-- Conjunto de tarefas --
(1) Você pode reescrever em forma de lista, com os fatos principais, o parágrafo da reportagem sobre as agressões em Itaiópolis que começa com "O caso veio a público"?
(2) Imprima, sem alterações, o trecho da reportagem sobre as agressões em Itaiópolis começando em "Foto: Polícia Civil, Divulgação" e seguindo até "pedaço de pau.".
(3) Prossiga com a reportagem sobre as agressões em Itaiópolis a partir do ponto em que ela termina.

+++ Trecho do documento

Foto: Polícia Civil, Divulgação

Marcas no corpo de um menino de 10 anos revelaram uma rotina de violência extrema praticada pelos pais adotivos contra os três filhos, em Itaiópolis, no Planalto Norte de Santa Catarina. Segundo a Polícia Civil (PC), as agressões eram cometidas com as próprias mãos e também com objetos como espeto de churrasco e pedaço de pau.

O caso veio a público na quinta-feira (14), quando o casal foi indiciado, mas a investigação começou em 16 de julho. Na data, uma escola acionou o Conselho Tutelar após perceber que um aluno de 10 anos evitava participar das aulas de educação física por causa de fortes dores. Ao ser acolhido, o menino contou que sofria agressões constantes dos pais adotivos.

De acordo com a PC, inicialmente, o homem e a mulher, ambos com 37 anos, admitiram apenas ter batido no filho mais velho com um chinelo, alegando que seria um “corretivo” por ele ter pegado R$ 100. Eles negaram violência contra os outros dois filhos, de 8 e 4 anos, afirmando que as marcas seriam resultado de quedas ou brigas entre irmãos.

A versão, no entanto, caiu por terra com a chegada dos laudos periciais. Todos os três irmãos apresentavam lesões compatíveis com agressões, e não com acidentes. No caso do menino de 10 anos, havia machucados em diferentes estágios de cicatrização, apontando para violência contínua. Já a menina de 8 anos tinha, segundo o exame, uma cicatriz provocada por “instrumento cortante”.

++++++
+++ Extrato de dados

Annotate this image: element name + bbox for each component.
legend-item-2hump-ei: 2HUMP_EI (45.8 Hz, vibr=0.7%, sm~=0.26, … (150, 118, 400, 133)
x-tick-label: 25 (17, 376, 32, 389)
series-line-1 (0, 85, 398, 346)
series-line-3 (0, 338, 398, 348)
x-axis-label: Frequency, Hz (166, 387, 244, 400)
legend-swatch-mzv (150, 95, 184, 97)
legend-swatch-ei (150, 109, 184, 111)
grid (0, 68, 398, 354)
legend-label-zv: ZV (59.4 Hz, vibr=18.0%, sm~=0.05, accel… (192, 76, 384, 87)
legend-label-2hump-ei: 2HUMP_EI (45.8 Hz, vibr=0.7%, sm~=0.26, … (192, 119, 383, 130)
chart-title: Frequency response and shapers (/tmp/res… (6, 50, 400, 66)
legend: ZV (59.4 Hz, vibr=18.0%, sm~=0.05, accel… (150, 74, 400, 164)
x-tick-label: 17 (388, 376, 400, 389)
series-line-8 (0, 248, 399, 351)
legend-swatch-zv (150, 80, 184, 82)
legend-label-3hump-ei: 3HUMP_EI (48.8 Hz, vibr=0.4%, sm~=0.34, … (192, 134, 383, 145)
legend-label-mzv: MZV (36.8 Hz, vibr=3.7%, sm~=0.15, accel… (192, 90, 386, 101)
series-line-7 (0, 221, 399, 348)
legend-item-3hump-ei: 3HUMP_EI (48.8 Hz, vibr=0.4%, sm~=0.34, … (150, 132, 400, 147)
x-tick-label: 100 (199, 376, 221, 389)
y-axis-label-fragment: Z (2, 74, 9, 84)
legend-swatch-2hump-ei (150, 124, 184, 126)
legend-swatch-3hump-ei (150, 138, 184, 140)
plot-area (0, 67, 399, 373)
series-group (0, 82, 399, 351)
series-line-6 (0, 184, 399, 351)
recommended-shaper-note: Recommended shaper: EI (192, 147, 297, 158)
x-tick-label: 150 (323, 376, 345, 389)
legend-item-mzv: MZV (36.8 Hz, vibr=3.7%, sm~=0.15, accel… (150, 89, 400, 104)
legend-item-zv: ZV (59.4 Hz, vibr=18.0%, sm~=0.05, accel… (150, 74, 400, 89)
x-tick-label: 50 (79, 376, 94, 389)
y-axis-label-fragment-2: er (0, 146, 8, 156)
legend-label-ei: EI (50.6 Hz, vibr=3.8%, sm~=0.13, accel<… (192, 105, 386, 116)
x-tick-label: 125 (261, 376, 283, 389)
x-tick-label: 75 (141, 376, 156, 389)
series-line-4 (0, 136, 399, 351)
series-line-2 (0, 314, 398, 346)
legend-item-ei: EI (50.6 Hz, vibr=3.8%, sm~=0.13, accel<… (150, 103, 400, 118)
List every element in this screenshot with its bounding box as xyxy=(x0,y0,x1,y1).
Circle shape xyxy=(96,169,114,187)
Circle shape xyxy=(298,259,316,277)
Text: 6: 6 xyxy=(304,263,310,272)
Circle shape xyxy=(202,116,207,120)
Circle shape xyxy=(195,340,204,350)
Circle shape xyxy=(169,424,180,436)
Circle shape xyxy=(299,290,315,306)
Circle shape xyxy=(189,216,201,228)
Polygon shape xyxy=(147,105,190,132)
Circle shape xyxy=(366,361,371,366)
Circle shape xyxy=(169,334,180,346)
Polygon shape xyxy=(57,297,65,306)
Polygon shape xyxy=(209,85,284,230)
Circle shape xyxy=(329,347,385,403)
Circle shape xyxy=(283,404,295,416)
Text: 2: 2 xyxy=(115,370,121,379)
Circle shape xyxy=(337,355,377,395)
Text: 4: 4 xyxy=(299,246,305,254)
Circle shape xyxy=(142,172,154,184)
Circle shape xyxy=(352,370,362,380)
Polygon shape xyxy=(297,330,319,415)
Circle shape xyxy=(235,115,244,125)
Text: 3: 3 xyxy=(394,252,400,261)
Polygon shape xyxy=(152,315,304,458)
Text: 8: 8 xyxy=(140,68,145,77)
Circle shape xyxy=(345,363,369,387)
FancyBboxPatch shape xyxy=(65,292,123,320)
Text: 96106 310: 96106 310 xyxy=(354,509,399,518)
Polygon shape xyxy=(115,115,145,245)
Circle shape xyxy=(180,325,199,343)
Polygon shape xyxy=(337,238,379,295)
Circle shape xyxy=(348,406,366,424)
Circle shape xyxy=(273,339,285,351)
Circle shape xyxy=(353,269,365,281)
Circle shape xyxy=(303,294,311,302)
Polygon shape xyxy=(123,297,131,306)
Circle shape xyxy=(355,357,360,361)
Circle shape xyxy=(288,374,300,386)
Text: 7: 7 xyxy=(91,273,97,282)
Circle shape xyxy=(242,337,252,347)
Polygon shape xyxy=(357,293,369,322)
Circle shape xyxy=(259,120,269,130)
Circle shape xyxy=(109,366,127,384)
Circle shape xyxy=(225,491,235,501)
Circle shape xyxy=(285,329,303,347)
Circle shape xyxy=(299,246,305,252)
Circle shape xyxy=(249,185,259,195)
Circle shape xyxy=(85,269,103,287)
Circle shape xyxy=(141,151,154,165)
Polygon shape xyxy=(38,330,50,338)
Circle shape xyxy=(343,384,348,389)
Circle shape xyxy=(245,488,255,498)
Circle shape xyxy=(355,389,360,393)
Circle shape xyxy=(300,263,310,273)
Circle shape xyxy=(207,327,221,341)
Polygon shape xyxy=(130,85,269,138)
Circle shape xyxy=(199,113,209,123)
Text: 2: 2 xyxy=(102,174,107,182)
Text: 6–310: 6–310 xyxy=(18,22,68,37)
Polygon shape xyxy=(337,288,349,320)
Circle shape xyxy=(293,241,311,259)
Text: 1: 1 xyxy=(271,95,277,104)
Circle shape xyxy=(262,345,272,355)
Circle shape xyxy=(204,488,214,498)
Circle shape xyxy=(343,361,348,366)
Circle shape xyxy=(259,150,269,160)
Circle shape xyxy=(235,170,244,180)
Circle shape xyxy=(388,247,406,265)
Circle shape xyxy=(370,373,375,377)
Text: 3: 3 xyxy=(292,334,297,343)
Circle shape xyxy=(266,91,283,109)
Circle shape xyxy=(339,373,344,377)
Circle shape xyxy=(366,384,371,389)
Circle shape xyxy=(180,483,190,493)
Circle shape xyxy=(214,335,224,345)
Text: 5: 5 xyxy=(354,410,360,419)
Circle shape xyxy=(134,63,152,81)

++++++

-- Respostas abaixo --
(1)
- O caso veio a público na quinta-feira (14), quando o casal foi indiciado.
- A investigação começou em 16 de julho.
- Nessa data, uma escola acionou o Conselho Tutelar porque um aluno de 10 anos evitava as aulas de educação física por causa de fortes dores.
- Ao ser acolhido, o menino contou que sofria agressões constantes dos pais adotivos.

(2)
Foto: Polícia Civil, Divulgação

Marcas no corpo de um menino de 10 anos revelaram uma rotina de violência extrema praticada pelos pais adotivos contra os três filhos, em Itaiópolis, no Planalto Norte de Santa Catarina. Segundo a Polícia Civil (PC), as agressões eram cometidas com as próprias mãos e também com objetos como espeto de churrasco e pedaço de pau.

(3)
O depoimento de uma conselheira tutelar reforçou o quadro de maus-tratos. Ela relatou que as crianças eram espancadas com socos, chinelos e pedaços de pau, além de sofrerem estrangulamentos. A mãe, segundo a testemunha, teria usado um espeto de churrasco para ferir a filha e, em algumas ocasiões, trancava os três no quarto para privá-los de comida.

“Este caso revela uma crueldade inimaginável, onde o lar, que deveria ser um refúgio, se tornou um cenário de terror. A Polícia Civil atuou de forma técnica e incisiva para materializar as provas e garantir que os responsáveis por essa barbárie sejam exemplarmente punidos. A proteção de nossas crianças é inegociável”, declarou a PC em nota.

A investigação foi encerrada, e o casal foi indiciado. O processo segue agora para análise do Poder Judiciário e do Ministério Público, que decidirão sobre as acusações formais. A Polícia Civil não divulgou por quais crimes os dois deverão responder.